▶ _Given task_
Find the string "gold" in the records. Copy every line it appears in.
##### Records supplied #####
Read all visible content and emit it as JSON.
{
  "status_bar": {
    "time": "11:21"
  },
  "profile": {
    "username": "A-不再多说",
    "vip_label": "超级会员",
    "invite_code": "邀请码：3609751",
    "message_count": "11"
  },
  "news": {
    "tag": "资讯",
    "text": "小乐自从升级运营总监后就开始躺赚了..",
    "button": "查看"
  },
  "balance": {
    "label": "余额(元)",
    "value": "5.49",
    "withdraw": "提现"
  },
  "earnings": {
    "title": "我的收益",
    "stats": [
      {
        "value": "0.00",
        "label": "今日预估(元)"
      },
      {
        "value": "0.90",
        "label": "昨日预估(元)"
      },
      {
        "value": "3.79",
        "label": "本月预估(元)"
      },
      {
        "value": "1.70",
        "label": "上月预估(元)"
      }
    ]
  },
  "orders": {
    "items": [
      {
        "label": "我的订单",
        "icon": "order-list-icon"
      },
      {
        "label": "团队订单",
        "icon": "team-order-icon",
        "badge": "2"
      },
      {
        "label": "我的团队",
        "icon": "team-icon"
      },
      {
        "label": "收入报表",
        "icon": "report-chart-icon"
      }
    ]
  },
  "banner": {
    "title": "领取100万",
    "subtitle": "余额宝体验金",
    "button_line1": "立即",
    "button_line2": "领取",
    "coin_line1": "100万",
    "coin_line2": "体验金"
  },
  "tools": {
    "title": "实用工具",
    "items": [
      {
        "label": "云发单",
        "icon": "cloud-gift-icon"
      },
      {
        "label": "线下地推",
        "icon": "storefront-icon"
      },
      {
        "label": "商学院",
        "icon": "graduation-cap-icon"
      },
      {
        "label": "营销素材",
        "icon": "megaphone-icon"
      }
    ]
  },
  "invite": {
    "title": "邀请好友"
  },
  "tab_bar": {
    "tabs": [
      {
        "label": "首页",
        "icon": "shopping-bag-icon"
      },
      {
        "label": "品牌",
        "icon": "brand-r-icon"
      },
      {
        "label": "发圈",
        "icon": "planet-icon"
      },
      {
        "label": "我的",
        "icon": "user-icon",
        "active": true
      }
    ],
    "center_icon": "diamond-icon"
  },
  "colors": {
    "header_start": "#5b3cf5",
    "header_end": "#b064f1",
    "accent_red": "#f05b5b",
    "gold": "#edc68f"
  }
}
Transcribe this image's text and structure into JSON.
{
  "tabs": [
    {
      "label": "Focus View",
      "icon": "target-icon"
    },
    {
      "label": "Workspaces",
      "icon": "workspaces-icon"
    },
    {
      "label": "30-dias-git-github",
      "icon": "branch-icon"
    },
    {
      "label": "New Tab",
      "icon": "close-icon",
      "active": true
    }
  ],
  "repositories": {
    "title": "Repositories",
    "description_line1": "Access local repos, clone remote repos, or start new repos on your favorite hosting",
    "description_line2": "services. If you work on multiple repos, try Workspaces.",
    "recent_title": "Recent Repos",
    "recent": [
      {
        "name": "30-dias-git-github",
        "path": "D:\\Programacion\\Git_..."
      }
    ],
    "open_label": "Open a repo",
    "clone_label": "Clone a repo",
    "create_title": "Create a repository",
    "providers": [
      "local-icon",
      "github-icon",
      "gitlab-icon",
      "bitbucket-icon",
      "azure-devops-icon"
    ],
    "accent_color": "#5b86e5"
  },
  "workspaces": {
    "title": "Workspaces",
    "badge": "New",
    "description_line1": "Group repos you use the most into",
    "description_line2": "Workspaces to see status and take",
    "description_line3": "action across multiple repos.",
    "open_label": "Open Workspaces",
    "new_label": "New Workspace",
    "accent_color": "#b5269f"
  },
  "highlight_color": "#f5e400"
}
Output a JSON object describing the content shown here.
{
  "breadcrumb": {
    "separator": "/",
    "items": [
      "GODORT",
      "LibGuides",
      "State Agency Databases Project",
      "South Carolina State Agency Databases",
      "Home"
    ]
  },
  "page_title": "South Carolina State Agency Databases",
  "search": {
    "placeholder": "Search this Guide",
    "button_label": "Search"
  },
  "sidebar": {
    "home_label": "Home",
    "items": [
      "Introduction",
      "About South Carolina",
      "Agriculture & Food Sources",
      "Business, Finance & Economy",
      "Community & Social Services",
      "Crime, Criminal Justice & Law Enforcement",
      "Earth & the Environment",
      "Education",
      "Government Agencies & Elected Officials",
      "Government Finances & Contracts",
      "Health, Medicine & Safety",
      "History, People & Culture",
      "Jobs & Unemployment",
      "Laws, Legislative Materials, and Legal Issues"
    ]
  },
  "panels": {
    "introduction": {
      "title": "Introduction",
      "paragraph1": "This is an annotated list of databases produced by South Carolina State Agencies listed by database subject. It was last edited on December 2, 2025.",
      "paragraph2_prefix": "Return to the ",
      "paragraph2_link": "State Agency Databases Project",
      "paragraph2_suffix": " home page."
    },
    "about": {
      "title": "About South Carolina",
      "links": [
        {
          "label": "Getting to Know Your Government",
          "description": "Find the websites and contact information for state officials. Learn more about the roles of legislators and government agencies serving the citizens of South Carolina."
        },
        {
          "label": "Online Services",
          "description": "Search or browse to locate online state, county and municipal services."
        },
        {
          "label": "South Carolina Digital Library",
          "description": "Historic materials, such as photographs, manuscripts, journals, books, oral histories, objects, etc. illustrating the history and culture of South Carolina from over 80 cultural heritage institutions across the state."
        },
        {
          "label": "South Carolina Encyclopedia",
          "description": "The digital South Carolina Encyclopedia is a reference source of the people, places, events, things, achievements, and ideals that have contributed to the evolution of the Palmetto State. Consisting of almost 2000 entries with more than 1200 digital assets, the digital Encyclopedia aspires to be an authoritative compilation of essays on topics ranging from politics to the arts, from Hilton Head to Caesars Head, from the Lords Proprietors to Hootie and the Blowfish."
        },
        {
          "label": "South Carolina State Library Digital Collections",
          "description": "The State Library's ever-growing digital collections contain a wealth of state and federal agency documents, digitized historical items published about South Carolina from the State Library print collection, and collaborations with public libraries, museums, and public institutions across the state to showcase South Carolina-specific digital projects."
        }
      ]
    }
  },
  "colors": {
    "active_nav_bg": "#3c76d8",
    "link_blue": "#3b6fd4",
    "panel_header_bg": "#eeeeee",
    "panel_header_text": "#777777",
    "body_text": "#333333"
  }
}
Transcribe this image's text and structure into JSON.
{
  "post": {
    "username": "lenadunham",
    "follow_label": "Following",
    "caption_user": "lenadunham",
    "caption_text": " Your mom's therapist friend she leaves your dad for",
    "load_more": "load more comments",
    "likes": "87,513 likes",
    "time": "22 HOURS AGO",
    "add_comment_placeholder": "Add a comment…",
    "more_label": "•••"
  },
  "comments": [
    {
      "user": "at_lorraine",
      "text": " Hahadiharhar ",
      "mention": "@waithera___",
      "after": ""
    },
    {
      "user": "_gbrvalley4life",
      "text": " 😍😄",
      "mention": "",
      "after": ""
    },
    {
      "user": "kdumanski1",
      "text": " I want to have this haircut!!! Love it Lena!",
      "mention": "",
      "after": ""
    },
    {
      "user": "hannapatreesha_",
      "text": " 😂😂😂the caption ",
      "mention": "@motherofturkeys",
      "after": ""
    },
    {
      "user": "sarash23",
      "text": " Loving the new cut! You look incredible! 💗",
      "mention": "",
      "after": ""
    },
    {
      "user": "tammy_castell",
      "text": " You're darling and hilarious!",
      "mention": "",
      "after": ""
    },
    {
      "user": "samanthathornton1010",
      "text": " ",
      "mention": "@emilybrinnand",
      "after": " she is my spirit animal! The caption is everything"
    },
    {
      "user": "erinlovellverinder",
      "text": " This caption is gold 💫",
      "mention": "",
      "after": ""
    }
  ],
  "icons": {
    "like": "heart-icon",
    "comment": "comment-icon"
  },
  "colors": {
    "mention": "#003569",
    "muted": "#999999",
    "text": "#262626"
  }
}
#####
▶ _Answer to this exercise_
    "gold": "#edc68f"
      "text": " This caption is gold 💫",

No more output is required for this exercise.